### EXTRACTED RECORDS

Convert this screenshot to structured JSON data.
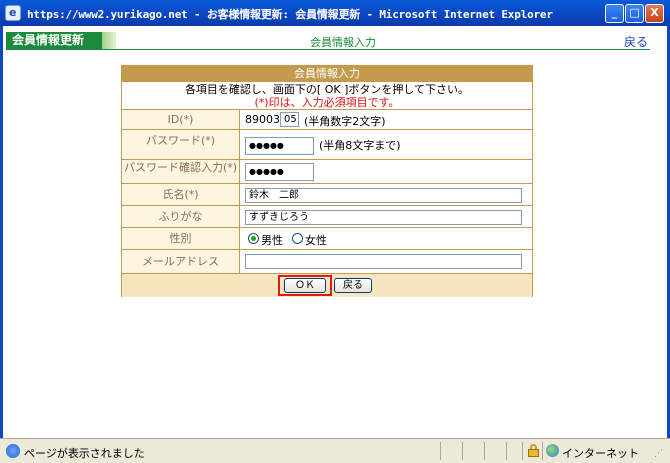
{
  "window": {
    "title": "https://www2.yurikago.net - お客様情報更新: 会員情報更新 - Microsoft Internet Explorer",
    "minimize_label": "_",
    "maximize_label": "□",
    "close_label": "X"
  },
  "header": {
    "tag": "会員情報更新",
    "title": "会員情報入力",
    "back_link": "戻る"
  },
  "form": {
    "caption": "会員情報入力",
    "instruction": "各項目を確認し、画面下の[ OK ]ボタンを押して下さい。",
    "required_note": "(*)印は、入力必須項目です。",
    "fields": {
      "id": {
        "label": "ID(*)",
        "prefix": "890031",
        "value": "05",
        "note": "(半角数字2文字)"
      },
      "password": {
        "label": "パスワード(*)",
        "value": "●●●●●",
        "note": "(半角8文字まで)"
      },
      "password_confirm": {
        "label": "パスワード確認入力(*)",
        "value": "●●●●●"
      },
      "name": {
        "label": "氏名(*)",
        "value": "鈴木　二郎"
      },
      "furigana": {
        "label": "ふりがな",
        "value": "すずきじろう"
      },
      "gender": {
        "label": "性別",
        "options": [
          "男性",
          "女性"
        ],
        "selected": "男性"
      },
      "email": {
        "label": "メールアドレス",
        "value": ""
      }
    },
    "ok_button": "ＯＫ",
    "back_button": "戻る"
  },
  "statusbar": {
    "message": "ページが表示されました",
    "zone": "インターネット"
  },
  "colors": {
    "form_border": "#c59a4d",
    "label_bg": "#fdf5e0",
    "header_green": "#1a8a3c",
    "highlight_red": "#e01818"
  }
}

######
### EXTRACTED RECORDS

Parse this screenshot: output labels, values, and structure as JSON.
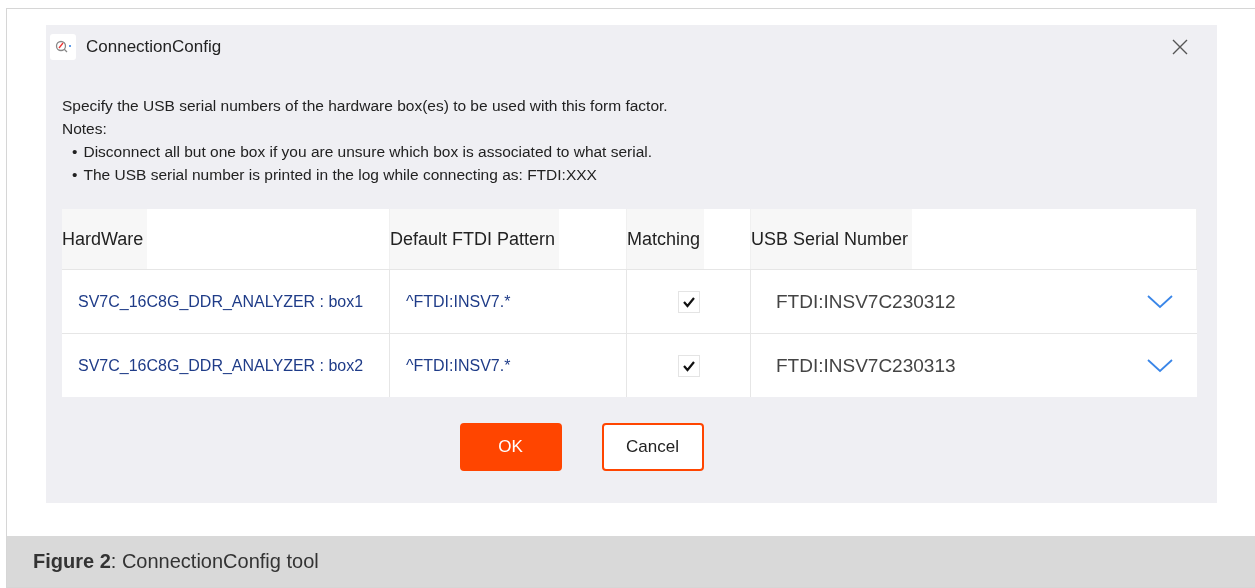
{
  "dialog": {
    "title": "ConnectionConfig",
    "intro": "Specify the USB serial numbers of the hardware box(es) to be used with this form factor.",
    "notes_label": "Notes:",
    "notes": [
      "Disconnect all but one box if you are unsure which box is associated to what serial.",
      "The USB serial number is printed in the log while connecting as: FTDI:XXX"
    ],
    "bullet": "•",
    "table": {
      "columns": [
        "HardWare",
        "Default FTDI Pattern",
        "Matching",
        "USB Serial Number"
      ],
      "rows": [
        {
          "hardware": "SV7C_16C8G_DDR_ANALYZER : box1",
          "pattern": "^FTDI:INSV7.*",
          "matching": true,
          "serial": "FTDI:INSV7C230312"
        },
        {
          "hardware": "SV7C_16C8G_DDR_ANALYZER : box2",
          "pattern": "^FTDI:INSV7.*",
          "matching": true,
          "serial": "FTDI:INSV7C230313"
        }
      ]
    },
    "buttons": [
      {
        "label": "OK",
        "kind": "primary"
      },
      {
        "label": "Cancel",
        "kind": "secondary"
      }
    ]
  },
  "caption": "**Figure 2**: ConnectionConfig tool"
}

######

STATED PROBLEM ->
Write down only how many lines in the listing contain the word "screenshot".

EXPECTED ANSWER ->
2